*SHORT PROBLEM*
Only the lines from the one containing "Convert this screenshot" to the end of the records belong in the output; print them exactly.

*GIVEN RECORDS*
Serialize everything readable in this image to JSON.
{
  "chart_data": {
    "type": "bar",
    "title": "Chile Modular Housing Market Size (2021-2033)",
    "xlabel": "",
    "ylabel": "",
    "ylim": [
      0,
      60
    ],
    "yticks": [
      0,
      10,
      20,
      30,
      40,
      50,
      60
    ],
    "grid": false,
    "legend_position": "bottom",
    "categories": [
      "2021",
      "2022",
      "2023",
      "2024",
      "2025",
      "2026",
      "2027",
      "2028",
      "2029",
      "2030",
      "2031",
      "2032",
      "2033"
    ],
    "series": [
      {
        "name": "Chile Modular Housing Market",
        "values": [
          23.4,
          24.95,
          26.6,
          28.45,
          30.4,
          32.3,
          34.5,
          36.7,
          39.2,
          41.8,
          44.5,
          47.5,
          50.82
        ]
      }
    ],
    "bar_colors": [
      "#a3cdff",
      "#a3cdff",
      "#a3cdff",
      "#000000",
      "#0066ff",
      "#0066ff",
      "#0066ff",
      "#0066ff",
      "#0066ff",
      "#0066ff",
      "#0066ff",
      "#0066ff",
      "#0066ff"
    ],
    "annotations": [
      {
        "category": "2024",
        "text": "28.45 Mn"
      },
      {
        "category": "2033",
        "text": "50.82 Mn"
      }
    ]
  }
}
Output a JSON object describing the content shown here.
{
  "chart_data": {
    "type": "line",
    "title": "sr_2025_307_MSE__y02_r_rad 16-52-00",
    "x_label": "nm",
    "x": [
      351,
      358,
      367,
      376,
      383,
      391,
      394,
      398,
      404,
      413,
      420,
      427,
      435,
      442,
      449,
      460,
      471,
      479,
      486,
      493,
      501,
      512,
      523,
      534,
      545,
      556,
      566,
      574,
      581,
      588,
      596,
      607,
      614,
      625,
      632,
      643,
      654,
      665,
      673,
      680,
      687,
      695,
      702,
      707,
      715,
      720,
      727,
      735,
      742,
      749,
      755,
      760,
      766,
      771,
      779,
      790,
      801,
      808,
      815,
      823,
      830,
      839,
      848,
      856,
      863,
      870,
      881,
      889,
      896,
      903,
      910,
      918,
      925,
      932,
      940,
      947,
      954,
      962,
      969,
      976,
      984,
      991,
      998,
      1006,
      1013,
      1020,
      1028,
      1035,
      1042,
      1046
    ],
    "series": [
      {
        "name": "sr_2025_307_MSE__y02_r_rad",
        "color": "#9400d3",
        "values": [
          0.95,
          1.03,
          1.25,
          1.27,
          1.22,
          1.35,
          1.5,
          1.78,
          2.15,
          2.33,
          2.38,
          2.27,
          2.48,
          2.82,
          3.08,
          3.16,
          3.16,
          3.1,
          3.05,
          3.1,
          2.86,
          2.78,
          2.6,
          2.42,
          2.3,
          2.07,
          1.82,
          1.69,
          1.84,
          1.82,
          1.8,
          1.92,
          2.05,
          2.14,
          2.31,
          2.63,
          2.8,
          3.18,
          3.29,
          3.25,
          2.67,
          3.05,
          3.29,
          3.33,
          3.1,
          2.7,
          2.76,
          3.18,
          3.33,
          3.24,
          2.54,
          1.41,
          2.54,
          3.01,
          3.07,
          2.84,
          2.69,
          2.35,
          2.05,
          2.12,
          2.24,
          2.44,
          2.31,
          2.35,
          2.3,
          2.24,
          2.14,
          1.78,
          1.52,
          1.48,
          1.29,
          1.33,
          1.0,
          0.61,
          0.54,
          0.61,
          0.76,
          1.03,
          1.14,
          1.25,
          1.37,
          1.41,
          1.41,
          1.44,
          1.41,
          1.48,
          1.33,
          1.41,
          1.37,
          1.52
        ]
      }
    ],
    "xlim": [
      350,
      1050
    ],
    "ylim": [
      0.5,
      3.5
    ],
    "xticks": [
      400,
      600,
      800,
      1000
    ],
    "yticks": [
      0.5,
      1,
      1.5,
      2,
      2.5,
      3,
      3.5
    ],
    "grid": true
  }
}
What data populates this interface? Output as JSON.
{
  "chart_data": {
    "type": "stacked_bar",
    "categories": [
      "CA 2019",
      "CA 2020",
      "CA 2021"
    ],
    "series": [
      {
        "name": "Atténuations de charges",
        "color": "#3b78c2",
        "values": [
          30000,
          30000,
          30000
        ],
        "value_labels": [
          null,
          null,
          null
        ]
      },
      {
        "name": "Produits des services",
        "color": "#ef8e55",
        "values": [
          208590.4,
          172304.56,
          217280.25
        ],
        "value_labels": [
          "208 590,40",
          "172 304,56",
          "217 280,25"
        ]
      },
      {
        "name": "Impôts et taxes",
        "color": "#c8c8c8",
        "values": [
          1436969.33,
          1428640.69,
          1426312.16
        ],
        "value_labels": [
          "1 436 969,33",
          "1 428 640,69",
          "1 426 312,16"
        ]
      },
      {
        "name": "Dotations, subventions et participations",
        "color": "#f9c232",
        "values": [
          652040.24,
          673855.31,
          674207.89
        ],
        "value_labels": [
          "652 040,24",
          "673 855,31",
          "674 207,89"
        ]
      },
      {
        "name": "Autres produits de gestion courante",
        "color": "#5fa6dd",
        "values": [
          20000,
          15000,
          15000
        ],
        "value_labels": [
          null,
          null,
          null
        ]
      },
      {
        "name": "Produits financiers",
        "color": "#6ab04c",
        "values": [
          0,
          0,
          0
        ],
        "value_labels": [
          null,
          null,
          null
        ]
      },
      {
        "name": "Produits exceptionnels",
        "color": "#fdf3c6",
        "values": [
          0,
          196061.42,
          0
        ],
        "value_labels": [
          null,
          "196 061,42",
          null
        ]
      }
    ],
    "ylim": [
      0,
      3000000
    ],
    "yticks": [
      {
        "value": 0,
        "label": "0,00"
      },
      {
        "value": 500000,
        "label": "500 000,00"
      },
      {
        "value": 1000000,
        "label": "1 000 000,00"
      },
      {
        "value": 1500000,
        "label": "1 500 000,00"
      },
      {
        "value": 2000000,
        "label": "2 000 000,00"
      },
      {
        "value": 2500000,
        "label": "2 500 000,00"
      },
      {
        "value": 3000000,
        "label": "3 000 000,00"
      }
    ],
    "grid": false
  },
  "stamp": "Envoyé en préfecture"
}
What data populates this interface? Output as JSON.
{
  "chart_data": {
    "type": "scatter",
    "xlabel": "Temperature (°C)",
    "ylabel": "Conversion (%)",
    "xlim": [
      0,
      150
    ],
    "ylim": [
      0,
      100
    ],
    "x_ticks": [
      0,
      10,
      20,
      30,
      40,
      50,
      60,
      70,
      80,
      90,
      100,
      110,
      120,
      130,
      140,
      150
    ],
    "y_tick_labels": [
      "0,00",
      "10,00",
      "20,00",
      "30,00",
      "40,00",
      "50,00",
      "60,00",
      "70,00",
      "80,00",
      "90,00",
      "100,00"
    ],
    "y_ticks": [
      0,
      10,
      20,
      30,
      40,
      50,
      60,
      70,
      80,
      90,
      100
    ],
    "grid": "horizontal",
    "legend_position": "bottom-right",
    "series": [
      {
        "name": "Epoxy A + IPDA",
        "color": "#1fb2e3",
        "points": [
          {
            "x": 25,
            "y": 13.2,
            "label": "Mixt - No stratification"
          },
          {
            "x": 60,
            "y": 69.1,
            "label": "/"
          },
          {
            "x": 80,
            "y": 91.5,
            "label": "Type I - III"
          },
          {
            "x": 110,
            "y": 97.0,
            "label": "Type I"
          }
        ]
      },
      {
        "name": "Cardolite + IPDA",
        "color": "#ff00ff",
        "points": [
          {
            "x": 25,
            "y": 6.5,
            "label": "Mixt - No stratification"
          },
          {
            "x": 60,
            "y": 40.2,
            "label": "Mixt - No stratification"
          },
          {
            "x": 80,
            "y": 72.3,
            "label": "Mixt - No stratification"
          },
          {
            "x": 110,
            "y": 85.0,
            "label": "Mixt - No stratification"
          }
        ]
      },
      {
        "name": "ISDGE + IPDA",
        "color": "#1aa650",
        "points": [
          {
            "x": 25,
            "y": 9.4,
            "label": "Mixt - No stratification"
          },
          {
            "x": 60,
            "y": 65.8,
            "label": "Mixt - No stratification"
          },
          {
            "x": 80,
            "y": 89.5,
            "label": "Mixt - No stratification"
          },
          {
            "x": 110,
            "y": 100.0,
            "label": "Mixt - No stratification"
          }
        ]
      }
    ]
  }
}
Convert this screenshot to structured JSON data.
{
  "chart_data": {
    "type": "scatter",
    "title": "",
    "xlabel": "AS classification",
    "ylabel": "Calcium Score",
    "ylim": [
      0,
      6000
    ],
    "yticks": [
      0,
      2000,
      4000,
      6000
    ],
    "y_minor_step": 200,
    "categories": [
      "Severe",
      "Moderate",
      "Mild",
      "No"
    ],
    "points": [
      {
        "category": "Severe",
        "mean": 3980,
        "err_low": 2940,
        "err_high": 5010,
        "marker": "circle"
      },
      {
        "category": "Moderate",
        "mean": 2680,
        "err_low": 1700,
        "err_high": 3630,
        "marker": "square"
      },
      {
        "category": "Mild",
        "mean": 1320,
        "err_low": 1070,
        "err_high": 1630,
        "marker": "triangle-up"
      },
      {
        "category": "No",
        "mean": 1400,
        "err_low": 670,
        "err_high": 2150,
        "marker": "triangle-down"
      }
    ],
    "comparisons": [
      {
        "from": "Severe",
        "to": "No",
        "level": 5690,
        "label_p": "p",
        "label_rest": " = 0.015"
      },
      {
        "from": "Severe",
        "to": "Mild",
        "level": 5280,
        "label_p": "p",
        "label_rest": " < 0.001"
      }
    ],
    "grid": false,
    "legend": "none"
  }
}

*OUTPUT FOR THIS TASK*
Convert this screenshot to structured JSON data.
{
  "chart_data": {
    "type": "scatter",
    "title": "",
    "xlabel": "AS classification",
    "ylabel": "Calcium Score",
    "ylim": [
      0,
      6000
    ],
    "yticks": [
      0,
      2000,
      4000,
      6000
    ],
    "y_minor_step": 200,
    "categories": [
      "Severe",
      "Moderate",
      "Mild",
      "No"
    ],
    "points": [
      {
        "category": "Severe",
        "mean": 3980,
        "err_low": 2940,
        "err_high": 5010,
        "marker": "circle"
      },
      {
        "category": "Moderate",
        "mean": 2680,
        "err_low": 1700,
        "err_high": 3630,
        "marker": "square"
      },
      {
        "category": "Mild",
        "mean": 1320,
        "err_low": 1070,
        "err_high": 1630,
        "marker": "triangle-up"
      },
      {
        "category": "No",
        "mean": 1400,
        "err_low": 670,
        "err_high": 2150,
        "marker": "triangle-down"
      }
    ],
    "comparisons": [
      {
        "from": "Severe",
        "to": "No",
        "level": 5690,
        "label_p": "p",
        "label_rest": " = 0.015"
      },
      {
        "from": "Severe",
        "to": "Mild",
        "level": 5280,
        "label_p": "p",
        "label_rest": " < 0.001"
      }
    ],
    "grid": false,
    "legend": "none"
  }
}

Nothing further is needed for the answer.